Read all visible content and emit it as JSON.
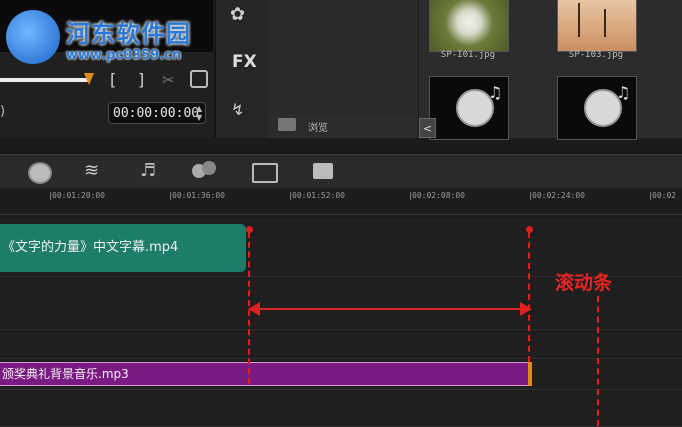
{
  "watermark": {
    "title": "河东软件园",
    "url": "www.pc0359.cn"
  },
  "preview": {
    "bracket_in": "[",
    "bracket_out": "]",
    "timecode": "00:00:00:00"
  },
  "library_tools": {
    "fx_label": "FX"
  },
  "browse": {
    "label": "浏览"
  },
  "thumbnails": [
    {
      "label": "SP-I01.jpg"
    },
    {
      "label": "SP-I03.jpg"
    }
  ],
  "ruler": {
    "ticks": [
      "00:01:20:00",
      "00:01:36:00",
      "00:01:52:00",
      "00:02:08:00",
      "00:02:24:00",
      "00:02"
    ]
  },
  "tracks": {
    "video_clip": "《文字的力量》中文字幕.mp4",
    "audio_clip": "颁奖典礼背景音乐.mp3"
  },
  "annotation": {
    "label": "滚动条",
    "color": "#e02020"
  },
  "colors": {
    "video_clip": "#1e7d6a",
    "audio_clip": "#7a1a83",
    "playhead": "#e08a1e"
  }
}
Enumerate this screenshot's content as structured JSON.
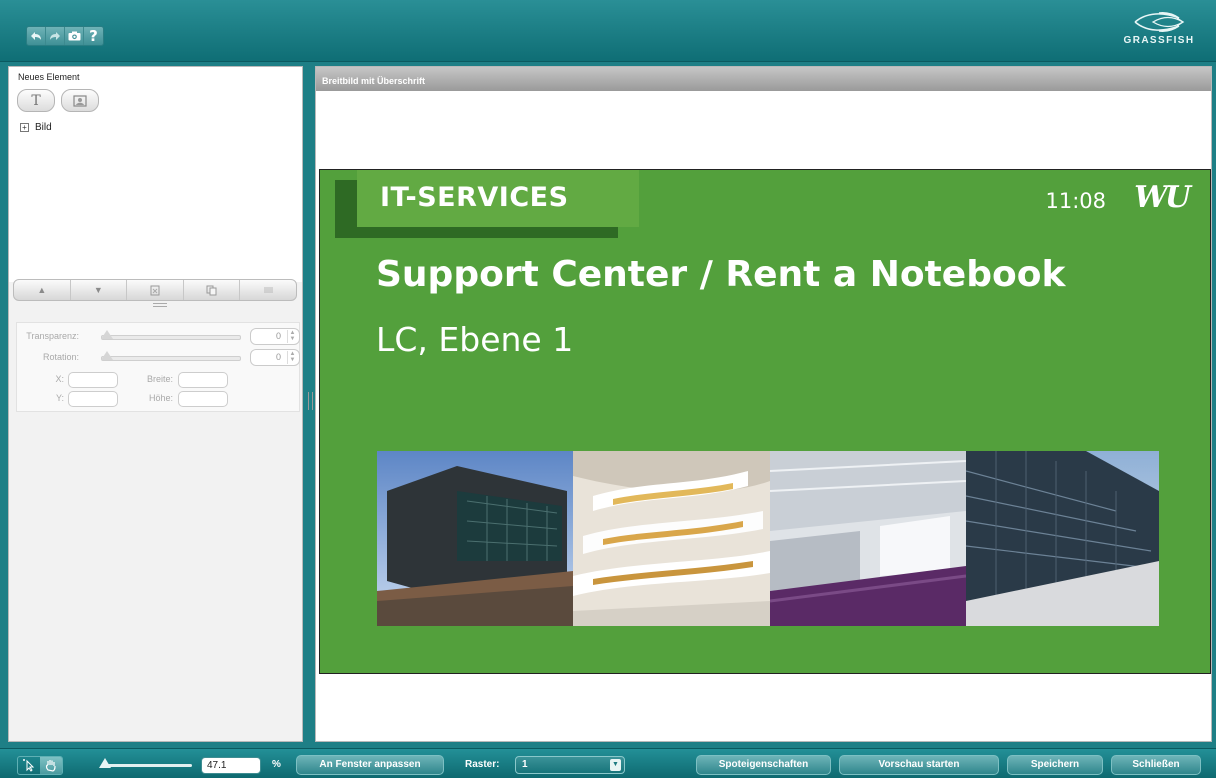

===

PROBLEM TO WORK ON: All of the records need repeating exactly, except for the pictures.

EXERCISE OUTPUT:
Read all visible content and emit it as JSON.
{
  "watermark": {
    "title": "河东软件园",
    "url": "www.pc0359.cn"
  },
  "preview": {
    "bracket_in": "[",
    "bracket_out": "]",
    "timecode": "00:00:00:00"
  },
  "library_tools": {
    "fx_label": "FX"
  },
  "browse": {
    "label": "浏览"
  },
  "thumbnails": [
    {
      "label": "SP-I01.jpg"
    },
    {
      "label": "SP-I03.jpg"
    }
  ],
  "ruler": {
    "ticks": [
      "00:01:20:00",
      "00:01:36:00",
      "00:01:52:00",
      "00:02:08:00",
      "00:02:24:00",
      "00:02"
    ]
  },
  "tracks": {
    "video_clip": "《文字的力量》中文字幕.mp4",
    "audio_clip": "颁奖典礼背景音乐.mp3"
  },
  "annotation": {
    "label": "滚动条",
    "color": "#e02020"
  },
  "colors": {
    "video_clip": "#1e7d6a",
    "audio_clip": "#7a1a83",
    "playhead": "#e08a1e"
  }
}
Enumerate this screenshot's content as structured JSON.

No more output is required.